MATERIALS PROVIDED —
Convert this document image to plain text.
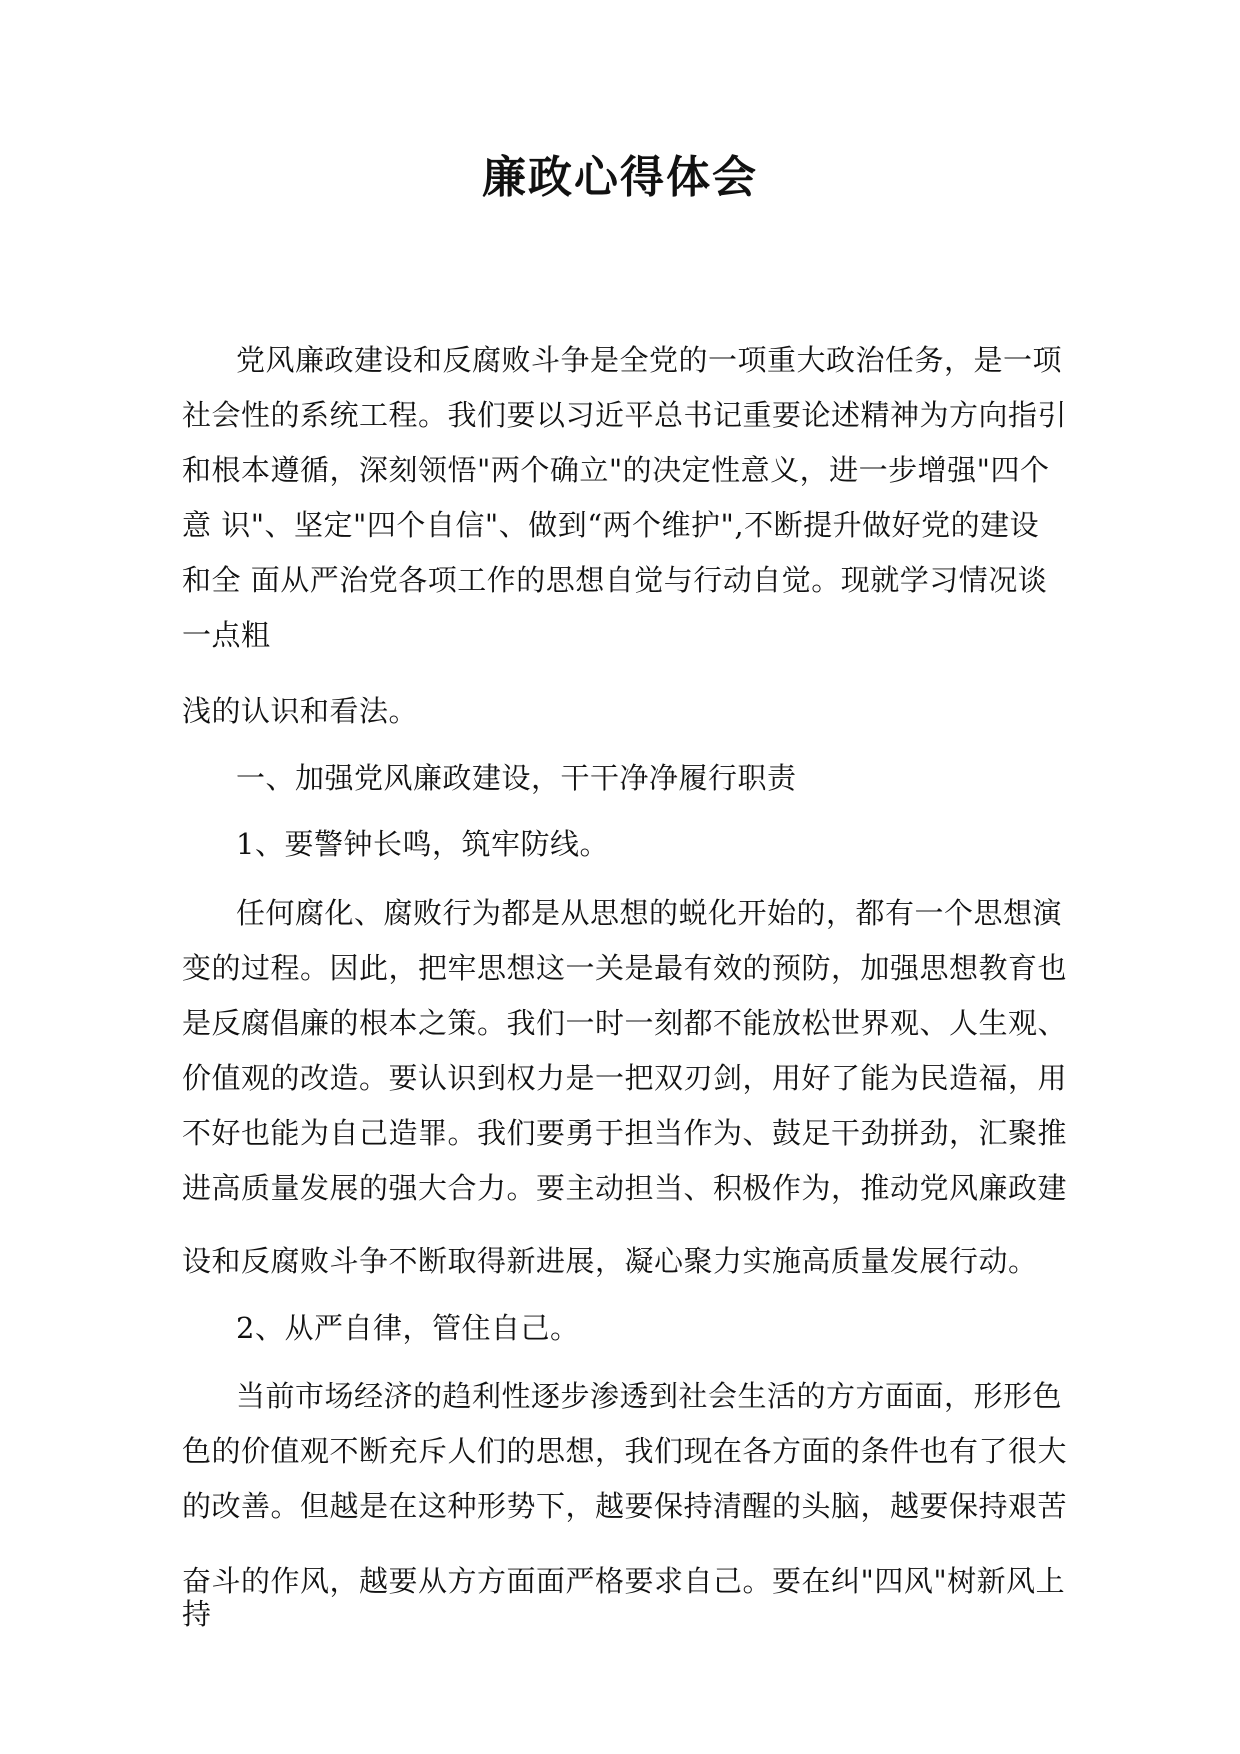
廉政心得体会
党风廉政建设和反腐败斗争是全党的一项重大政治任务，是一项
社会性的系统工程。我们要以习近平总书记重要论述精神为方向指引
和根本遵循，深刻领悟"两个确立"的决定性意义，进一步增强"四个
意 识"、坚定"四个自信"、做到“两个维护",不断提升做好党的建设
和全 面从严治党各项工作的思想自觉与行动自觉。现就学习情况谈
一点粗
浅的认识和看法。
一、加强党风廉政建设，干干净净履行职责
1、要警钟长鸣，筑牢防线。
任何腐化、腐败行为都是从思想的蜕化开始的，都有一个思想演
变的过程。因此，把牢思想这一关是最有效的预防，加强思想教育也
是反腐倡廉的根本之策。我们一时一刻都不能放松世界观、人生观、
价值观的改造。要认识到权力是一把双刃剑，用好了能为民造福，用
不好也能为自己造罪。我们要勇于担当作为、鼓足干劲拼劲，汇聚推
进高质量发展的强大合力。要主动担当、积极作为，推动党风廉政建
设和反腐败斗争不断取得新进展，凝心聚力实施高质量发展行动。
2、从严自律，管住自己。
当前市场经济的趋利性逐步渗透到社会生活的方方面面，形形色
色的价值观不断充斥人们的思想，我们现在各方面的条件也有了很大
的改善。但越是在这种形势下，越要保持清醒的头脑，越要保持艰苦
奋斗的作风，越要从方方面面严格要求自己。要在纠"四风"树新风上
持
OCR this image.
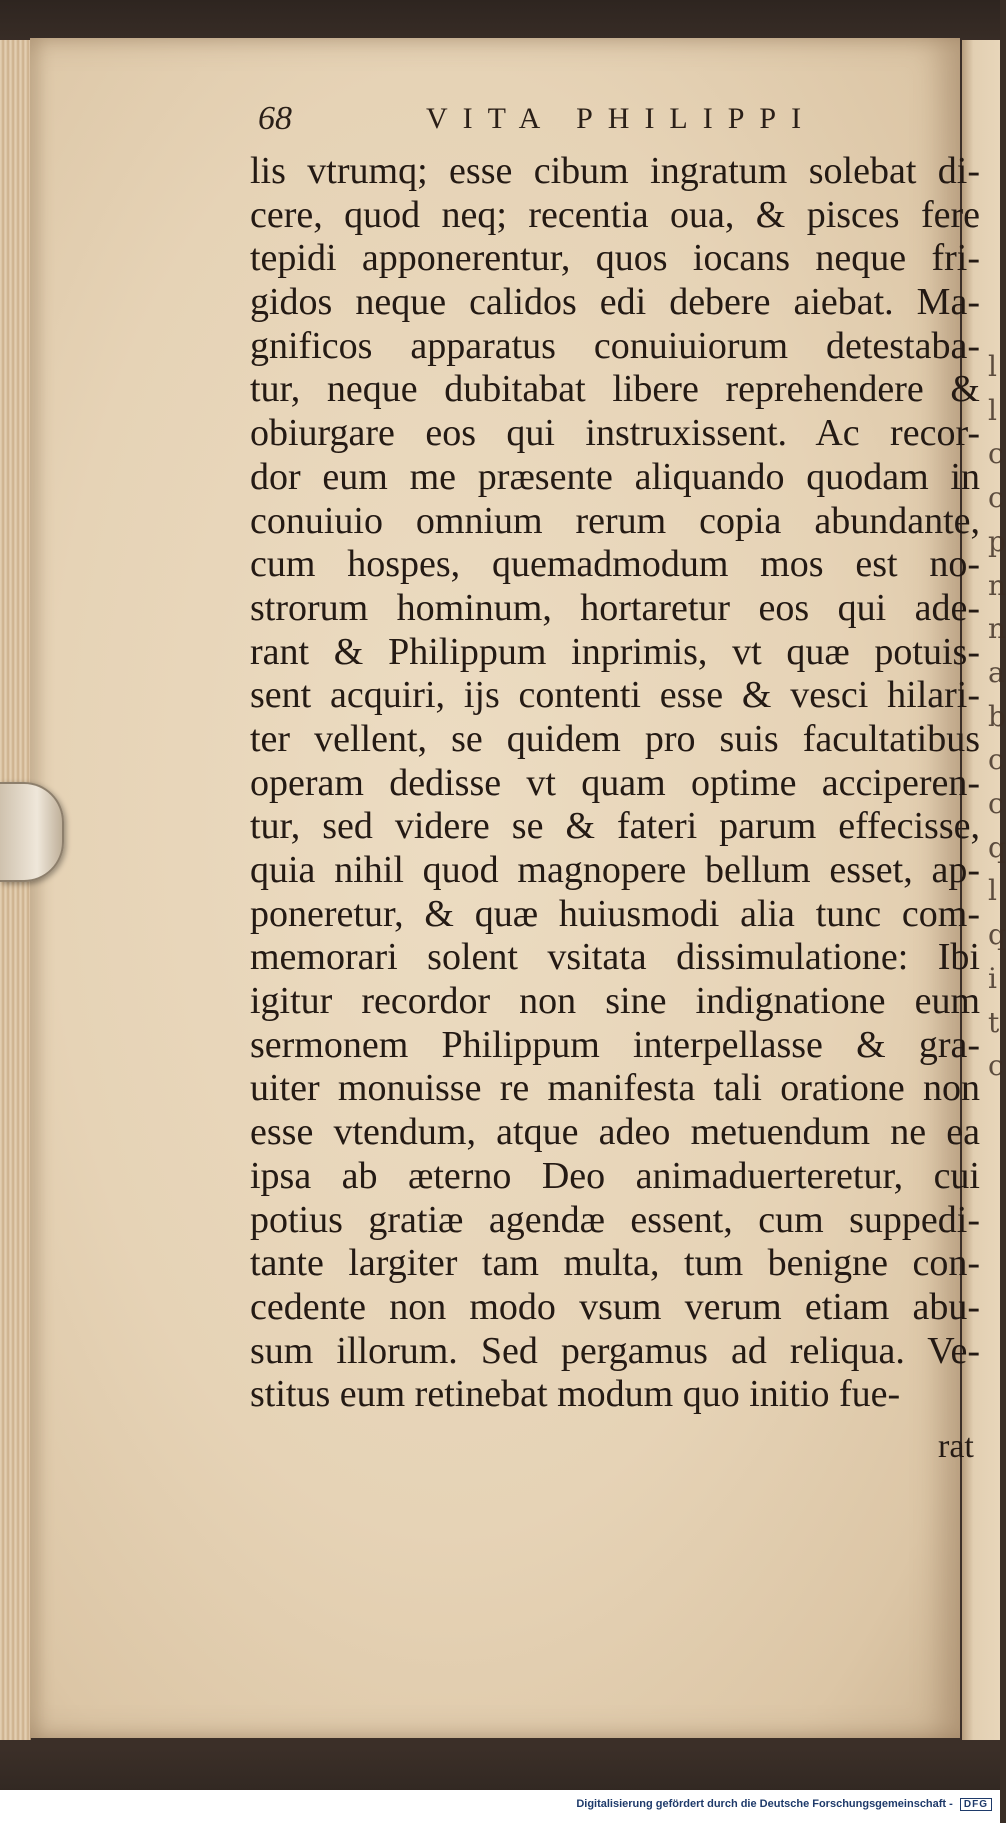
l
l
c
c
p
n
n
a
b
c
c
q
l
q
i
t
c
68	VITA PHILIPPI
lis vtrumq; esse cibum ingratum solebat di-
cere, quod neq; recentia oua, & pisces fere
tepidi apponerentur, quos iocans neque fri-
gidos neque calidos edi debere aiebat. Ma-
gnificos apparatus conuiuiorum detestaba-
tur, neque dubitabat libere reprehendere &
obiurgare eos qui instruxissent. Ac recor-
dor eum me præsente aliquando quodam in
conuiuio omnium rerum copia abundante,
cum hospes, quemadmodum mos est no-
strorum hominum, hortaretur eos qui ade-
rant & Philippum inprimis, vt quæ potuis-
sent acquiri, ijs contenti esse & vesci hilari-
ter vellent, se quidem pro suis facultatibus
operam dedisse vt quam optime acciperen-
tur, sed videre se & fateri parum effecisse,
quia nihil quod magnopere bellum esset, ap-
poneretur, & quæ huiusmodi alia tunc com-
memorari solent vsitata dissimulatione: Ibi
igitur recordor non sine indignatione eum
sermonem Philippum interpellasse & gra-
uiter monuisse re manifesta tali oratione non
esse vtendum, atque adeo metuendum ne ea
ipsa ab æterno Deo animaduerteretur, cui
potius gratiæ agendæ essent, cum suppedi-
tante largiter tam multa, tum benigne con-
cedente non modo vsum verum etiam abu-
sum illorum. Sed pergamus ad reliqua. Ve-
stitus eum retinebat modum quo initio fue-
rat
Digitalisierung gefördert durch die Deutsche Forschungsgemeinschaft - DFG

WHAT YOU WILL DO — Lines from the records above that hold "image" are the ones to list.

SOLUTION FOR THIS PROBLEM —
Convert this document image to plain text.
OCR this image.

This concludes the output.